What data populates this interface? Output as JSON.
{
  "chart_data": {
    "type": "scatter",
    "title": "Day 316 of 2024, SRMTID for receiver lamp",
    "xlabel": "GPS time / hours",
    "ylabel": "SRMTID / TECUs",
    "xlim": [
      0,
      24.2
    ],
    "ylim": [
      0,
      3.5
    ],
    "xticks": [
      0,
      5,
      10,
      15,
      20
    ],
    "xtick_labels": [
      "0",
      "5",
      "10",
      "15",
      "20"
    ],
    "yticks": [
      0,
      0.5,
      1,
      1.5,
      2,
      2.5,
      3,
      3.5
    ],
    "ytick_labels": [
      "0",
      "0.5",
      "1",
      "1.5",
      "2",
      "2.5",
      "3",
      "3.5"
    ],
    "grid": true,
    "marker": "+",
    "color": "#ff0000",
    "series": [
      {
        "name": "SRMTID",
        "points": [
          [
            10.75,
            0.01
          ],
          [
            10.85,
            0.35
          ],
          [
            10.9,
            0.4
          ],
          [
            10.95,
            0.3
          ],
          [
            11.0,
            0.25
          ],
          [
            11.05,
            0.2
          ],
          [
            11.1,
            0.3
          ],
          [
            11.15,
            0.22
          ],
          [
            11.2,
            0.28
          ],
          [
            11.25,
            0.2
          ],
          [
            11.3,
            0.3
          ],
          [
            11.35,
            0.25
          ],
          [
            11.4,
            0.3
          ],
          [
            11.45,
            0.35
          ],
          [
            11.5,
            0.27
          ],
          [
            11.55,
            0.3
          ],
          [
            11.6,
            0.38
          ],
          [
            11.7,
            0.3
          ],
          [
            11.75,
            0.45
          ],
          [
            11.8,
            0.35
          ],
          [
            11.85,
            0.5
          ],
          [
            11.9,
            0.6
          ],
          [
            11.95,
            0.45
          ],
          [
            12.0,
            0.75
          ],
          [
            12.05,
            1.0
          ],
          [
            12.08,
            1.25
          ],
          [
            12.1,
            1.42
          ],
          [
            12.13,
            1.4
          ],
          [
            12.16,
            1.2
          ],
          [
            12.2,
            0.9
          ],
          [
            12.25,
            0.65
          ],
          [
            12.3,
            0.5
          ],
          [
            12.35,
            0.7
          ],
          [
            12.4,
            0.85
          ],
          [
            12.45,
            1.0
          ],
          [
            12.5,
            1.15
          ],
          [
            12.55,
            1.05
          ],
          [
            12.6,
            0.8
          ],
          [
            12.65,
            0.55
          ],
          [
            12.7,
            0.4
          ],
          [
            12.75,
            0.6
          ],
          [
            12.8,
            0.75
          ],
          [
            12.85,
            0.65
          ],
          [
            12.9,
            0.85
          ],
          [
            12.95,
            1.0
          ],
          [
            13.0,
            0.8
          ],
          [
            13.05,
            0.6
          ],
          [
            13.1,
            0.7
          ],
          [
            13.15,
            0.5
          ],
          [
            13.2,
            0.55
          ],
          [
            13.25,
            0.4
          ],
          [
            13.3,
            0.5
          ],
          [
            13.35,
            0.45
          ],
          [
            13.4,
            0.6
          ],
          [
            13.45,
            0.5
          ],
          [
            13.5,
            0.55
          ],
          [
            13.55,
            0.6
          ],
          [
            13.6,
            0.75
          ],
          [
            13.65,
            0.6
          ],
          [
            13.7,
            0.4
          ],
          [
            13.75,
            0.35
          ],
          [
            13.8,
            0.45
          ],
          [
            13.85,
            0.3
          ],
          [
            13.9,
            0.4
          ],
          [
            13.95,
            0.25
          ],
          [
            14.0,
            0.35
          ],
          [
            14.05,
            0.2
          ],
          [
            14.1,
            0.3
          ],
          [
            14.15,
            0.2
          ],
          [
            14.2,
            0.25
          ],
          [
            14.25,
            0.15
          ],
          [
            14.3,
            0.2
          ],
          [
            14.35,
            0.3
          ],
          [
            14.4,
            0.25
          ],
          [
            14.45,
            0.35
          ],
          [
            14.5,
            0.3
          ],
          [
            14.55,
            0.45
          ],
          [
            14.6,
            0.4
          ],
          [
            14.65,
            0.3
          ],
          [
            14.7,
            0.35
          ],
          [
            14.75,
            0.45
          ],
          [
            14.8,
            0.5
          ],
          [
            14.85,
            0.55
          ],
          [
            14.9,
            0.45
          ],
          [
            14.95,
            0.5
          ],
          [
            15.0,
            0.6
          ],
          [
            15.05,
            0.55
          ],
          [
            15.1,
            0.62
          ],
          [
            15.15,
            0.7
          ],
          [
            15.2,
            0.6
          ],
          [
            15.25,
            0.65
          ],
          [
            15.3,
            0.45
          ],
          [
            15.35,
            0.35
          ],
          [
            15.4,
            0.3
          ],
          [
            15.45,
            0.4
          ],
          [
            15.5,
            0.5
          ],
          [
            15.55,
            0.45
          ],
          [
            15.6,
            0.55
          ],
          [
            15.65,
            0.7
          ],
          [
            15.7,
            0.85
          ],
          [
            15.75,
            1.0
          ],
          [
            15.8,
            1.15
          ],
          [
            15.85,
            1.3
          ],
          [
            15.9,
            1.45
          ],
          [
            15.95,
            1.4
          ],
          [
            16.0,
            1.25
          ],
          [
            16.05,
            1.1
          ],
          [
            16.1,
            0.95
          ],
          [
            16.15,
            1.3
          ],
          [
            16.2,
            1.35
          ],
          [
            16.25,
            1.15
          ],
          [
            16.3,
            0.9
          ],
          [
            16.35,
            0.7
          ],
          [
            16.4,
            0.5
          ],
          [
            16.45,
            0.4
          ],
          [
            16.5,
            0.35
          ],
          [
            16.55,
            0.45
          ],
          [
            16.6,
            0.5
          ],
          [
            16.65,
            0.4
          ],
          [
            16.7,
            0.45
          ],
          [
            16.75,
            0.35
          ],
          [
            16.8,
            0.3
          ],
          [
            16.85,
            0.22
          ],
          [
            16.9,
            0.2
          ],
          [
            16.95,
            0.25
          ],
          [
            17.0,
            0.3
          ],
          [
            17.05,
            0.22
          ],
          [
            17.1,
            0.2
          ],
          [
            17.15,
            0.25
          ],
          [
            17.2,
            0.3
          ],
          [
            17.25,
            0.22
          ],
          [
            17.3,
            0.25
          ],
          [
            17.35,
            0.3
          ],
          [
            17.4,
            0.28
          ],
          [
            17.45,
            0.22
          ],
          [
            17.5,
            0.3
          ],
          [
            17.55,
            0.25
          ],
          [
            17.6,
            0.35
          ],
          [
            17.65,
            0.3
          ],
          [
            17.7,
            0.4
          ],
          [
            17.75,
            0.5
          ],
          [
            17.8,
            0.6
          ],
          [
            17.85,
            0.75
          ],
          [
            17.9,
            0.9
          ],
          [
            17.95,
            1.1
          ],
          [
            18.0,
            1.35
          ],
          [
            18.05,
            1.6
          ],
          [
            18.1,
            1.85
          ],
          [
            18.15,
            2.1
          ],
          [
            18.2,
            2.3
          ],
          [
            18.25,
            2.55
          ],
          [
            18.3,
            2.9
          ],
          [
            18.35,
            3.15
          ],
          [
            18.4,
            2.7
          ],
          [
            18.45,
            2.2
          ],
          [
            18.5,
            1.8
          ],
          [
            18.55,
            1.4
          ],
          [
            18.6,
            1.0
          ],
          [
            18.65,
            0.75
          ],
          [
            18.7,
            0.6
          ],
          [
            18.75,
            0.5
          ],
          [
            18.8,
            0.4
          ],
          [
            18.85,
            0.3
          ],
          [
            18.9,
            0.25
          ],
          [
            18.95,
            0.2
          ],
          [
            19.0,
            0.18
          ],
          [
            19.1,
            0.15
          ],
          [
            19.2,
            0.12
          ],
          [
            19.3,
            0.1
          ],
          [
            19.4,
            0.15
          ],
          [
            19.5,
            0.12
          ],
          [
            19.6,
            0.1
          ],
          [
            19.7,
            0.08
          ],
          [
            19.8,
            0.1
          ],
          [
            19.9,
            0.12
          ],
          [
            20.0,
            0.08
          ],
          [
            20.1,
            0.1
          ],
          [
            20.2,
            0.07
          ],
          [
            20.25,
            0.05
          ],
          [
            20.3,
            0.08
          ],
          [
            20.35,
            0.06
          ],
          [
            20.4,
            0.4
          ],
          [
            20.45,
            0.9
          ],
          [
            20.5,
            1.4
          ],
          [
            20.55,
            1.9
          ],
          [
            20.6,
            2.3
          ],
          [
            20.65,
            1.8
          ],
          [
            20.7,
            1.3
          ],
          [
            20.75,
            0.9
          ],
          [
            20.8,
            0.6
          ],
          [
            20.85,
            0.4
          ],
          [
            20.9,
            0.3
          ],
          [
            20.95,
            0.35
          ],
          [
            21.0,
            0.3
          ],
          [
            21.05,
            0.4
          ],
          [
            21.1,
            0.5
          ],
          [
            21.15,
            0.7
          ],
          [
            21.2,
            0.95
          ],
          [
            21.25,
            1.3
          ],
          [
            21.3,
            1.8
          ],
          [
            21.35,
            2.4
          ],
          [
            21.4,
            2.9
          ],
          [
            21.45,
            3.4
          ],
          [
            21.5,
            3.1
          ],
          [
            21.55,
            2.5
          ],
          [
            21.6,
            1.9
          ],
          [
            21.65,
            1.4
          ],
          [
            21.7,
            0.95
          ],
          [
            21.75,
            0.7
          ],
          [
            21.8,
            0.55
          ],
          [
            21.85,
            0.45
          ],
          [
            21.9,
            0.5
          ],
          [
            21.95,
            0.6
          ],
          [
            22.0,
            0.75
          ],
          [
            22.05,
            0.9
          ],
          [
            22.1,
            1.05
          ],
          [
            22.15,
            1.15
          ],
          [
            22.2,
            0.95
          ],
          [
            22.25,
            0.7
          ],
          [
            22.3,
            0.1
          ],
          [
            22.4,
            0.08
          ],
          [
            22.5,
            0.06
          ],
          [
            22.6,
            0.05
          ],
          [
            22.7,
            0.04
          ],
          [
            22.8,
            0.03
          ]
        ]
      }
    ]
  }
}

══════

What is being asked:
Across the records above, count the lines holding "SRMTID" and reply with that number alone.

Response to the task:
3